- [Task statement] Output the data that follows exactly, line for line.

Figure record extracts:
-------------------------
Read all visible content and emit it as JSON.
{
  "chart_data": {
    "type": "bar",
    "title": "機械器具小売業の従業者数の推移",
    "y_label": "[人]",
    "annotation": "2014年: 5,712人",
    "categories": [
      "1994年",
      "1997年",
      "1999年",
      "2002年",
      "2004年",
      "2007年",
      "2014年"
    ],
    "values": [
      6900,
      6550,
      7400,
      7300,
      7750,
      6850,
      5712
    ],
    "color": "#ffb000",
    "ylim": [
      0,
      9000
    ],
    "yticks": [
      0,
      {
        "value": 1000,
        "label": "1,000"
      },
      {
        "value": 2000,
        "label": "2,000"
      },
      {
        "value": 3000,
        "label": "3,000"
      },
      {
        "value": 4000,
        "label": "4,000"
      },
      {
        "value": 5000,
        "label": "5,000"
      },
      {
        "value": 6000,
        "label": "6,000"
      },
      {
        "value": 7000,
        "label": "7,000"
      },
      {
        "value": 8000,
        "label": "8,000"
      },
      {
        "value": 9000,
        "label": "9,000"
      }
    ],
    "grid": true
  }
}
-------------------------
- [Exercise response]
Read all visible content and emit it as JSON.
{
  "chart_data": {
    "type": "bar",
    "title": "機械器具小売業の従業者数の推移",
    "y_label": "[人]",
    "annotation": "2014年: 5,712人",
    "categories": [
      "1994年",
      "1997年",
      "1999年",
      "2002年",
      "2004年",
      "2007年",
      "2014年"
    ],
    "values": [
      6900,
      6550,
      7400,
      7300,
      7750,
      6850,
      5712
    ],
    "color": "#ffb000",
    "ylim": [
      0,
      9000
    ],
    "yticks": [
      0,
      {
        "value": 1000,
        "label": "1,000"
      },
      {
        "value": 2000,
        "label": "2,000"
      },
      {
        "value": 3000,
        "label": "3,000"
      },
      {
        "value": 4000,
        "label": "4,000"
      },
      {
        "value": 5000,
        "label": "5,000"
      },
      {
        "value": 6000,
        "label": "6,000"
      },
      {
        "value": 7000,
        "label": "7,000"
      },
      {
        "value": 8000,
        "label": "8,000"
      },
      {
        "value": 9000,
        "label": "9,000"
      }
    ],
    "grid": true
  }
}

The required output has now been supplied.